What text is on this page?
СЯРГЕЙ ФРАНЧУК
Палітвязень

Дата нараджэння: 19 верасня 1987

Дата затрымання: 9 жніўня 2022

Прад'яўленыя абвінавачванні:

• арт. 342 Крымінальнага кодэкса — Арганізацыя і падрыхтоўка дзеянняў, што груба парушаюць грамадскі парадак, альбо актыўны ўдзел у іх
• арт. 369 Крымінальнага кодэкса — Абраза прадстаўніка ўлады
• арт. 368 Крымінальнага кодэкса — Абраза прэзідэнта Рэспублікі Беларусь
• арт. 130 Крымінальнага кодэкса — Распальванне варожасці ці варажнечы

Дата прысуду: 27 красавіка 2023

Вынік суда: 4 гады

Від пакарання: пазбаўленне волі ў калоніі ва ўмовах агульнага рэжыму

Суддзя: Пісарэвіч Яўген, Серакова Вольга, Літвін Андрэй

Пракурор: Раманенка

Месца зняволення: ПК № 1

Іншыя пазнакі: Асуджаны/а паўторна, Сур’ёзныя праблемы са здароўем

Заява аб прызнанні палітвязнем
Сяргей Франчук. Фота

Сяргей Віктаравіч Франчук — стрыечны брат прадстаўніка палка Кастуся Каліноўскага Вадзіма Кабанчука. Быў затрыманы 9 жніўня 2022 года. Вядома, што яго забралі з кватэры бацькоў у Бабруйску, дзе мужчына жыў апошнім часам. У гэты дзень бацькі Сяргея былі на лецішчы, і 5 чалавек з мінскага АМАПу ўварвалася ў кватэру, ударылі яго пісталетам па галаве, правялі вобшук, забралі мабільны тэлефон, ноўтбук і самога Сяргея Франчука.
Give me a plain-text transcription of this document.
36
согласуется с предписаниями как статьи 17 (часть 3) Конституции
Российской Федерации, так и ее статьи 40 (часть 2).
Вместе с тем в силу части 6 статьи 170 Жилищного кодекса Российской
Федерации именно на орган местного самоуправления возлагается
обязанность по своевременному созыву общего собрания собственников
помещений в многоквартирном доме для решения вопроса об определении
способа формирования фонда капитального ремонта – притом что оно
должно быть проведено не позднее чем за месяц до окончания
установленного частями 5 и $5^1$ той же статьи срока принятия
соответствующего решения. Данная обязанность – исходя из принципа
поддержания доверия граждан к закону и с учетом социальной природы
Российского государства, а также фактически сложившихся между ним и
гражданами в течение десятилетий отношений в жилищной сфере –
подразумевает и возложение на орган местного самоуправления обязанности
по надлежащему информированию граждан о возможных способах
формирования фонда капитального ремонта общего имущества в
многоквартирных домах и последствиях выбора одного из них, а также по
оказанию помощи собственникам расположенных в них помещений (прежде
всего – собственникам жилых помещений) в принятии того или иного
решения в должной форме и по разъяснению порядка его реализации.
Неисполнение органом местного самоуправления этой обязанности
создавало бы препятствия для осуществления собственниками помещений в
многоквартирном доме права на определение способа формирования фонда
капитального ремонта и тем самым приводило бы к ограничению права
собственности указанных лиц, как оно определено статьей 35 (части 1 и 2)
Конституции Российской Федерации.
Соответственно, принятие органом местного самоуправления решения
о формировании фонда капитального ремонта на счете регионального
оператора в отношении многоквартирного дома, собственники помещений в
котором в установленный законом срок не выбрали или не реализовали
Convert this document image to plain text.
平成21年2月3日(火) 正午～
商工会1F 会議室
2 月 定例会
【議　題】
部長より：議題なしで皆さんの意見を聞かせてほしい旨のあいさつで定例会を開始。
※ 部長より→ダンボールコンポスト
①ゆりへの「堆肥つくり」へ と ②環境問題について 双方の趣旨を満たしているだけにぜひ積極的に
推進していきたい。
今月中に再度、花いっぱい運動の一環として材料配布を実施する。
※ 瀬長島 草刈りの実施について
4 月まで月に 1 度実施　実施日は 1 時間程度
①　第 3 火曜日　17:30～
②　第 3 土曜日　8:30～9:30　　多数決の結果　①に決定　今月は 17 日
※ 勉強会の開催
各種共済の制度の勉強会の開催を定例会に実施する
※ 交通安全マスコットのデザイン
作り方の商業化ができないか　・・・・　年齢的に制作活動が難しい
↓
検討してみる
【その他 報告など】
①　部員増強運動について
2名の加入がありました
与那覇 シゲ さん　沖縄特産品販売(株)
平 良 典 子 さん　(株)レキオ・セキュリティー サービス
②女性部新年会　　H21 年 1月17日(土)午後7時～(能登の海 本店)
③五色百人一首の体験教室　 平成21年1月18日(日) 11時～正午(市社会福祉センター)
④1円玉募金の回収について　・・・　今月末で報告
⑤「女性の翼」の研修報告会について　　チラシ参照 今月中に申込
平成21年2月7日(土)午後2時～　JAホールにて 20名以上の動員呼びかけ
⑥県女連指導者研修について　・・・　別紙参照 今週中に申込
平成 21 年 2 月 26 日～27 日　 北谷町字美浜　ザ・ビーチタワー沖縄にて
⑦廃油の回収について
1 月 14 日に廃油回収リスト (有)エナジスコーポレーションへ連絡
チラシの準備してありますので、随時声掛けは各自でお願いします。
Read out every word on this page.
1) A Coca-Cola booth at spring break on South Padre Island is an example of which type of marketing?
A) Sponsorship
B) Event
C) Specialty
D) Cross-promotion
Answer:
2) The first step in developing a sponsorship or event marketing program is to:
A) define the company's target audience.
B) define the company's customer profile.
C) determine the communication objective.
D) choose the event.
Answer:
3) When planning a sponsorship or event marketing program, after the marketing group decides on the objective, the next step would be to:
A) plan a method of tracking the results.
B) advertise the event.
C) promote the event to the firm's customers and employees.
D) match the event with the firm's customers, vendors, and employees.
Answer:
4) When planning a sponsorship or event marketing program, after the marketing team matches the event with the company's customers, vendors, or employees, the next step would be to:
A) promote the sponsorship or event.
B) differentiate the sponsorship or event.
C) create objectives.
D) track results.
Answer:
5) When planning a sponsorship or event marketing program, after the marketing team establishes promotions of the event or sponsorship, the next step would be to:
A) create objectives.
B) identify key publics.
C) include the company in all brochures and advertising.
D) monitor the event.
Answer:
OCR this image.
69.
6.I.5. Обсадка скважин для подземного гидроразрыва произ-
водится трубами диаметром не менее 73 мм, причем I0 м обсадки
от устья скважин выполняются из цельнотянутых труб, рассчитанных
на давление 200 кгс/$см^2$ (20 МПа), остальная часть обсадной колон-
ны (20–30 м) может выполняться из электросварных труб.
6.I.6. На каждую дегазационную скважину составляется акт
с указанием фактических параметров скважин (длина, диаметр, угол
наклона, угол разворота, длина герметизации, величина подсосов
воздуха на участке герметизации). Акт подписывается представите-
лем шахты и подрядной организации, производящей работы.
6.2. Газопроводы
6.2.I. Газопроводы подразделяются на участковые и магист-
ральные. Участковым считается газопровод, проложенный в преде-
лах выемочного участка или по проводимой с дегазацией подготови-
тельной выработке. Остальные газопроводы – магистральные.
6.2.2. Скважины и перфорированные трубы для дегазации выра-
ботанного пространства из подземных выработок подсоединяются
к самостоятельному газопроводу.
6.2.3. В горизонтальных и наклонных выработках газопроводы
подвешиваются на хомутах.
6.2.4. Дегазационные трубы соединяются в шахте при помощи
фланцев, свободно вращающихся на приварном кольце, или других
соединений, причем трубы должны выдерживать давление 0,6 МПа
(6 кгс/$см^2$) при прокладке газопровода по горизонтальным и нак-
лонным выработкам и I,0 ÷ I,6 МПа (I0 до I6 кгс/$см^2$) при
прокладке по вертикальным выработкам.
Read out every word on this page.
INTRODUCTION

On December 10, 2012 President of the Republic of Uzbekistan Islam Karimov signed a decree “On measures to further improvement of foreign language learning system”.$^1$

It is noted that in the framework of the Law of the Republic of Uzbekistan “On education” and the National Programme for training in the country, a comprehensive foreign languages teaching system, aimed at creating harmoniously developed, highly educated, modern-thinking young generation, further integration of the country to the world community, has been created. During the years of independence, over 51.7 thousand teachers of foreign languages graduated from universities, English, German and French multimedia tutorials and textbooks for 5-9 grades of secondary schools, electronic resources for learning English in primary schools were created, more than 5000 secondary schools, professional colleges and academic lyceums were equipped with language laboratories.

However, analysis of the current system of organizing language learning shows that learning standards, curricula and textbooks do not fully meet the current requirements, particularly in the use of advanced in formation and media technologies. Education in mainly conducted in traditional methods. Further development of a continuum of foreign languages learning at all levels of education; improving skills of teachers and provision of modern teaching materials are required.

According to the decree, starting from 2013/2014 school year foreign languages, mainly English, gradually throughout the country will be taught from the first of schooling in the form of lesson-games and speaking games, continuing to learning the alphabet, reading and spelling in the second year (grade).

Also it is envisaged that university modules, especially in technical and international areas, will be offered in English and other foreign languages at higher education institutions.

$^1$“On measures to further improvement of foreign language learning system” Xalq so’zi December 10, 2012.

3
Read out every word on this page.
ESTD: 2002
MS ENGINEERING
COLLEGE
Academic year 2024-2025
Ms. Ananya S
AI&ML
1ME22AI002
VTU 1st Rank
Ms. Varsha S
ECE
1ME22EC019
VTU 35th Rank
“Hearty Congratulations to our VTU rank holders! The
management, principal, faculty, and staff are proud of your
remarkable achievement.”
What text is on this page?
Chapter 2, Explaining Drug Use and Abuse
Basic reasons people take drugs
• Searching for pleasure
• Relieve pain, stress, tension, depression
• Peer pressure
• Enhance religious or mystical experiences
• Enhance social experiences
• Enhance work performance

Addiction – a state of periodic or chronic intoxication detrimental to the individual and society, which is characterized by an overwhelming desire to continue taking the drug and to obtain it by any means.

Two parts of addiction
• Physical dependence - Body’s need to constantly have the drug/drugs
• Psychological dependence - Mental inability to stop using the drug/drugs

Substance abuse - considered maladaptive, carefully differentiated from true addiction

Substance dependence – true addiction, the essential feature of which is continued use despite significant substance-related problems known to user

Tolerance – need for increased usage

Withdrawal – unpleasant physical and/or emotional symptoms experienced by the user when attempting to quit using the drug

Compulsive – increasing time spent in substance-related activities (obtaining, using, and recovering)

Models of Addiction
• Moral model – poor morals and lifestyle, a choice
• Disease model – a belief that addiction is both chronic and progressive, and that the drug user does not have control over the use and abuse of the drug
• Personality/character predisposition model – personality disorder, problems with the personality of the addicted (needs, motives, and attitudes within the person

[Task]
Identify each line in the records above containing the word "define"; copy those lines.

[Task result]
A) define the company's target audience.
B) define the company's customer profile.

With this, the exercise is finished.